** Direction **
Determine how many lines of the material hold the string "Spolek" and reply with only that number.

** START OF Data for processing **

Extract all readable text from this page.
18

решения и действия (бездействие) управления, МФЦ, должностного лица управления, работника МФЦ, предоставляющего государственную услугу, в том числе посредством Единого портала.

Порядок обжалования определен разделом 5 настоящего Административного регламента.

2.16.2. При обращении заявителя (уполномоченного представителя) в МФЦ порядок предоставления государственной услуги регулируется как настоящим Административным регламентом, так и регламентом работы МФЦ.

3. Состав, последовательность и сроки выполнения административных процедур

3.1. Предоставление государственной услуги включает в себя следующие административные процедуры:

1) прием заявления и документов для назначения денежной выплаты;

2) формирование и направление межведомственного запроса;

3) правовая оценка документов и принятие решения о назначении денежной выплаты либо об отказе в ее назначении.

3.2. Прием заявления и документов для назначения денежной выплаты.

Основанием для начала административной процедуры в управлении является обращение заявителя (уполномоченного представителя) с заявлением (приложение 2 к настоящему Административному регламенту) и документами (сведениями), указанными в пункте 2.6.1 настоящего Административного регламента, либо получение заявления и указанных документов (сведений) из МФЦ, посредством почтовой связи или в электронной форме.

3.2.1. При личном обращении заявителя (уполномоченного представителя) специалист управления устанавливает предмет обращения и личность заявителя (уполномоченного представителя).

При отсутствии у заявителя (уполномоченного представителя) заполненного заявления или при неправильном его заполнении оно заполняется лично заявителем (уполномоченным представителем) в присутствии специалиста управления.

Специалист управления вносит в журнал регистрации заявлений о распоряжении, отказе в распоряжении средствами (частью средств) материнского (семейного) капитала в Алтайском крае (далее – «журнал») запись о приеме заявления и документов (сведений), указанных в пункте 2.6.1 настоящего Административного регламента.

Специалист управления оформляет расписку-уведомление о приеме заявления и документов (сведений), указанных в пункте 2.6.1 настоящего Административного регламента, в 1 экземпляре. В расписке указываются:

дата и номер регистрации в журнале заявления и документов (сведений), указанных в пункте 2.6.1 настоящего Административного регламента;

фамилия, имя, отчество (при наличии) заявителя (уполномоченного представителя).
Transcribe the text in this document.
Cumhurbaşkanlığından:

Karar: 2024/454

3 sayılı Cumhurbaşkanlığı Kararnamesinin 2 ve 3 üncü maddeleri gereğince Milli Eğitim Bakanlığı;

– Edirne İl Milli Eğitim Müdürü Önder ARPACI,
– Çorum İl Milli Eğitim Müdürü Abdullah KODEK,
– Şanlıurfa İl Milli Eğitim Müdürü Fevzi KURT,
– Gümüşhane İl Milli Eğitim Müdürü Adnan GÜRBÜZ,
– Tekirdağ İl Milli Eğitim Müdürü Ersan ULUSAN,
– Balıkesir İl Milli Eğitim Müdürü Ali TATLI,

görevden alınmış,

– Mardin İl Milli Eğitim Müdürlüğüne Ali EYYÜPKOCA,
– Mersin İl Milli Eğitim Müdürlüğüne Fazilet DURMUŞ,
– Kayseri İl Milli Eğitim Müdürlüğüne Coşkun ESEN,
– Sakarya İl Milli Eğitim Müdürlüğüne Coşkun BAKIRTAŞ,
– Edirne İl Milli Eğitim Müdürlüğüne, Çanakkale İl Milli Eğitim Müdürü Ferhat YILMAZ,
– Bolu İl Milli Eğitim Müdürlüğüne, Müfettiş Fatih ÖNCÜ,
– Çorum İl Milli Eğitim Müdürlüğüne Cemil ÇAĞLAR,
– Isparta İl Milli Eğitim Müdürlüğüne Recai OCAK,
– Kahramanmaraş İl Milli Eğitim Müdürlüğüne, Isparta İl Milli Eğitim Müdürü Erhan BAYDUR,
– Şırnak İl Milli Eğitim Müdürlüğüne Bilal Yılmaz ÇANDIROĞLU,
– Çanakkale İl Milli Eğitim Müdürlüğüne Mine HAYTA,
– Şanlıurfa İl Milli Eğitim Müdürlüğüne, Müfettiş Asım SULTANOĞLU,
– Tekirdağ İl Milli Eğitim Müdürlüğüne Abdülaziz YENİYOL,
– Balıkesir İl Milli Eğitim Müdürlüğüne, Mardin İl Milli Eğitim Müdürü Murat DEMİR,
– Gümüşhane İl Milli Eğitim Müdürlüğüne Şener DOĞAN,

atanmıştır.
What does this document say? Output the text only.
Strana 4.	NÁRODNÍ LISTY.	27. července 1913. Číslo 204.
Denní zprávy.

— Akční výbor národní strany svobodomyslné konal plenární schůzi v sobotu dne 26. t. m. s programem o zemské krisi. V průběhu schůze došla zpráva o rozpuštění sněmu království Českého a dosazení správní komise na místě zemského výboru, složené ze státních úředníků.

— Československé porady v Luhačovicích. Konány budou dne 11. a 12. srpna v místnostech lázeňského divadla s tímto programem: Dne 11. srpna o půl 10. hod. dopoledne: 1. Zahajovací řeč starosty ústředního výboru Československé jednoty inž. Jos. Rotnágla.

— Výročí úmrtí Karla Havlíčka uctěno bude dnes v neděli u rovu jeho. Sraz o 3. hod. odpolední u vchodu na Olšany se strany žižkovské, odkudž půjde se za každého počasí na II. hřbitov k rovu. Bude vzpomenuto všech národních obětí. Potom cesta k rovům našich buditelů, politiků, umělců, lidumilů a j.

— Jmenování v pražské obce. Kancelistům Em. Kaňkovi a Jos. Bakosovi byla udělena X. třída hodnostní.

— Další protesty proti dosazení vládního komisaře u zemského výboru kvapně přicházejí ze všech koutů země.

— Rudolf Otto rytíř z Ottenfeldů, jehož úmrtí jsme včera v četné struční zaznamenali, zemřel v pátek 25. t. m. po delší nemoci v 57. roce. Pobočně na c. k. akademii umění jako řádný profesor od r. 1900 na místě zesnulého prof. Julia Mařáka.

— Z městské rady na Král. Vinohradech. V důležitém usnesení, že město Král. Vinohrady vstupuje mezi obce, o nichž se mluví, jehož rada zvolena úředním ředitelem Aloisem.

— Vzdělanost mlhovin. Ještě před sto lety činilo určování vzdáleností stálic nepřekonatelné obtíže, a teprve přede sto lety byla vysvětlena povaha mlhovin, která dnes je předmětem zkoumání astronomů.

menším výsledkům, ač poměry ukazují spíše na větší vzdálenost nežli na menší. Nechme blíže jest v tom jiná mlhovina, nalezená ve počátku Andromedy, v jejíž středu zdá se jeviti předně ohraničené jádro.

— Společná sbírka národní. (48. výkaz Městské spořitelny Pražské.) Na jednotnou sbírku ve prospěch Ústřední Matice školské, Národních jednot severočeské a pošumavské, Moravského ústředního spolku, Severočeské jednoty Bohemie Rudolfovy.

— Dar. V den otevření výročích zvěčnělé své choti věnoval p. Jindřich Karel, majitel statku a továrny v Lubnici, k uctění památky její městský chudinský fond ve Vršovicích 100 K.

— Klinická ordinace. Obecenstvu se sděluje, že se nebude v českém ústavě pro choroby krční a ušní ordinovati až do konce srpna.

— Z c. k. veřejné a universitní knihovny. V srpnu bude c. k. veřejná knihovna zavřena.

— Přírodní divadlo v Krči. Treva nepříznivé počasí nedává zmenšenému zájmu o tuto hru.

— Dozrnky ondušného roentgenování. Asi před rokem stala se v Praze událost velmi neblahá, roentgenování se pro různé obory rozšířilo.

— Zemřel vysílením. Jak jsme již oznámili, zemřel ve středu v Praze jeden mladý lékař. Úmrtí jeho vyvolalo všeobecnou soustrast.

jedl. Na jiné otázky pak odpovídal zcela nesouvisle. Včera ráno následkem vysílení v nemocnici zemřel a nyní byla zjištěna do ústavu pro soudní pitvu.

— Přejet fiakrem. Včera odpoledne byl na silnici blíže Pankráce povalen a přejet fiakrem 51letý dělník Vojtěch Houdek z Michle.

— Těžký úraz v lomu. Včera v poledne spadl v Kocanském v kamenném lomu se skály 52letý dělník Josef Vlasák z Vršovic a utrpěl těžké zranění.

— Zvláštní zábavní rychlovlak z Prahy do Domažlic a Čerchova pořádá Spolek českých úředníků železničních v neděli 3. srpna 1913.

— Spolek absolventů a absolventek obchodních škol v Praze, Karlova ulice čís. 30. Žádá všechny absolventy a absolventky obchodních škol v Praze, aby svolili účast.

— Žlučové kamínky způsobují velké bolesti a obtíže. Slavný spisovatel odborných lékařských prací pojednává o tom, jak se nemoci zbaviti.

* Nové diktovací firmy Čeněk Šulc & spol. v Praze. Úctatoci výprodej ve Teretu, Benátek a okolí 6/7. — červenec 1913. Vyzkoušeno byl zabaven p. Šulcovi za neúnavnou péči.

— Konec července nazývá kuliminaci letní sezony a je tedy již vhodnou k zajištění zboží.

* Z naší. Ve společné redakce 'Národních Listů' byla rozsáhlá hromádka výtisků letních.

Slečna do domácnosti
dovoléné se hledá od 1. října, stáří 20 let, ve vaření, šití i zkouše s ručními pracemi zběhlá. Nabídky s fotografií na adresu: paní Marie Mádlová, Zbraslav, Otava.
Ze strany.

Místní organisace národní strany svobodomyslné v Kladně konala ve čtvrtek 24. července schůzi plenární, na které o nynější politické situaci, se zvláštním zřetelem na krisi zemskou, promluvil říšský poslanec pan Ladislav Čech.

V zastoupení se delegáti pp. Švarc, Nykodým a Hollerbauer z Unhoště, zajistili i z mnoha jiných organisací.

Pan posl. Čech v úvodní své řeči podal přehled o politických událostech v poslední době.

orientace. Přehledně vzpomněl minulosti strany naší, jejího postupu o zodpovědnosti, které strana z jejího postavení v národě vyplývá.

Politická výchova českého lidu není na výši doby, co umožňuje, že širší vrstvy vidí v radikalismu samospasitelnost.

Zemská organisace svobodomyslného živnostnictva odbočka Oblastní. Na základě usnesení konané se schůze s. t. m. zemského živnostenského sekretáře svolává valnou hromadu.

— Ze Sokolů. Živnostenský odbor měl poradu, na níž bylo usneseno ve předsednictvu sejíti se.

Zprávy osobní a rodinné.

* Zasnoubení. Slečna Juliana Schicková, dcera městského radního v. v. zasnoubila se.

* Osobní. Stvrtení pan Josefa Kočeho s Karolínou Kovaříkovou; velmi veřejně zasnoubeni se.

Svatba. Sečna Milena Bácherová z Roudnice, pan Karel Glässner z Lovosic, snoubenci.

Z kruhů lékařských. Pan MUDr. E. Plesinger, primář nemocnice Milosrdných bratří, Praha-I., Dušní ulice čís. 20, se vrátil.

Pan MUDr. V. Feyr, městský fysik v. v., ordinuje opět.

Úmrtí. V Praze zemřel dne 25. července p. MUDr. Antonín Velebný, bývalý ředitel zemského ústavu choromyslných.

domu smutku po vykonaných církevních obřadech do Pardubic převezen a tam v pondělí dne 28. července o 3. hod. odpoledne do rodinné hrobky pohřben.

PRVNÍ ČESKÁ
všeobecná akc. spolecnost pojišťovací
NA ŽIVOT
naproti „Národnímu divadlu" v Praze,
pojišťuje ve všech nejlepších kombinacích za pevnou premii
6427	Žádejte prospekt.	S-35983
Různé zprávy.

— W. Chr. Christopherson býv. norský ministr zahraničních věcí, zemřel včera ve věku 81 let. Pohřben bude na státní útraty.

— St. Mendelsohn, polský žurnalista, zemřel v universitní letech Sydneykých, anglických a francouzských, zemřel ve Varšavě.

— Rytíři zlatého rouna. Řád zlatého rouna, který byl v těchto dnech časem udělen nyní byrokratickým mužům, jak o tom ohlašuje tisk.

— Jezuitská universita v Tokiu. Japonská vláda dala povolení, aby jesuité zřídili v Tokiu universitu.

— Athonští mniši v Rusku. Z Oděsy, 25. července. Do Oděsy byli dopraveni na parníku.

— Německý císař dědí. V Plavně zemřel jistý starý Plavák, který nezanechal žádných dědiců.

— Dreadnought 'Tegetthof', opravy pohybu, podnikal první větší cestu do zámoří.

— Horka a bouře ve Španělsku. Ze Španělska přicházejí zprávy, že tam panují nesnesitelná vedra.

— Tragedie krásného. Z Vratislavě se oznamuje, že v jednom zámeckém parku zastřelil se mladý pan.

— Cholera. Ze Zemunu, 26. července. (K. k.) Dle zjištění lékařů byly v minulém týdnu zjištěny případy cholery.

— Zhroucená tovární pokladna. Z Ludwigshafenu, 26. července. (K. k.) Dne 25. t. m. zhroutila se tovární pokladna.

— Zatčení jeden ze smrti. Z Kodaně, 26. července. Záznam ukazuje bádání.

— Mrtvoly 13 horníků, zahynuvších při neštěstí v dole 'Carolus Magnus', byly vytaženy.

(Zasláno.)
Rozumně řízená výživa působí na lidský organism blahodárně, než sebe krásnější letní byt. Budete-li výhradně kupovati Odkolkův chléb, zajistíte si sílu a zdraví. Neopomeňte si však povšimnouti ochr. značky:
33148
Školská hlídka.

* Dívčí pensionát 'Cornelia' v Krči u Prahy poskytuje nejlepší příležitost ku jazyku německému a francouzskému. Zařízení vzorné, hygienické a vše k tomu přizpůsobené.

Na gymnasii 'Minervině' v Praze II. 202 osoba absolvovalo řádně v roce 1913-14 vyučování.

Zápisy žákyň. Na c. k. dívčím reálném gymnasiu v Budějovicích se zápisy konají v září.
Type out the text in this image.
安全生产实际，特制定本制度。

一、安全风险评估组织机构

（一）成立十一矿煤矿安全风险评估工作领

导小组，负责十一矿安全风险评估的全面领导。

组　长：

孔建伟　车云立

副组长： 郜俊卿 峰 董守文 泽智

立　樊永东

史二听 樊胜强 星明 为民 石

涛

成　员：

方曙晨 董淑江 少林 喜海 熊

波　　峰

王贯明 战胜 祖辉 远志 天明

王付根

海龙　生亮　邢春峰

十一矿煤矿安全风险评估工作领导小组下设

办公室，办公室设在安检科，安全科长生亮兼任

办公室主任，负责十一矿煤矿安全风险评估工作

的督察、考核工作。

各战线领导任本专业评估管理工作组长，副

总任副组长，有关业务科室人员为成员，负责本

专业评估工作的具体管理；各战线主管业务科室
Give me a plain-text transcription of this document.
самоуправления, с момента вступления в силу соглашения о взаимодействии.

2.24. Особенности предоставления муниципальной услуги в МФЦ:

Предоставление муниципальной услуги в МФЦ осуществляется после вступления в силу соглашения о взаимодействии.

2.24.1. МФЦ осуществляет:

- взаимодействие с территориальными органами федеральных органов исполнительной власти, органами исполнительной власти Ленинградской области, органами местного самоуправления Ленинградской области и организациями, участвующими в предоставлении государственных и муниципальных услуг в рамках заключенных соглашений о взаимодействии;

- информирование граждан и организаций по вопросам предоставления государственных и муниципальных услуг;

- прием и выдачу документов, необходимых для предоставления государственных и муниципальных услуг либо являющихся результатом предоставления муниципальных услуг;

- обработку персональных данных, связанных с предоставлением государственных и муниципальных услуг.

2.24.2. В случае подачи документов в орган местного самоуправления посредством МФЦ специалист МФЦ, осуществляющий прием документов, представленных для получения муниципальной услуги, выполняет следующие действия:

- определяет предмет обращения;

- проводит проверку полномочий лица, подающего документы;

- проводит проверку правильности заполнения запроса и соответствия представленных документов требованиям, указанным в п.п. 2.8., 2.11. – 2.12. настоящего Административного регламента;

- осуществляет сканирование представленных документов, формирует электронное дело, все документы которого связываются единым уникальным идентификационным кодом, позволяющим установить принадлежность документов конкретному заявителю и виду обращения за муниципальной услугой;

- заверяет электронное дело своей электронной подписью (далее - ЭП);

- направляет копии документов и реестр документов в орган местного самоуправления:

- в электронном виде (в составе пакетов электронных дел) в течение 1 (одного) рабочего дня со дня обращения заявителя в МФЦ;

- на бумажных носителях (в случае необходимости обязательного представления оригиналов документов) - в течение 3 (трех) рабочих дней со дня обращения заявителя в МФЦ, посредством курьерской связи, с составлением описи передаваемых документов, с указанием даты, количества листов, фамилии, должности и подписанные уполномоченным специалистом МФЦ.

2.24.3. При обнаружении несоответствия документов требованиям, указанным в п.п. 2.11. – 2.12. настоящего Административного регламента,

** END OF Data for processing **

** Task result **
2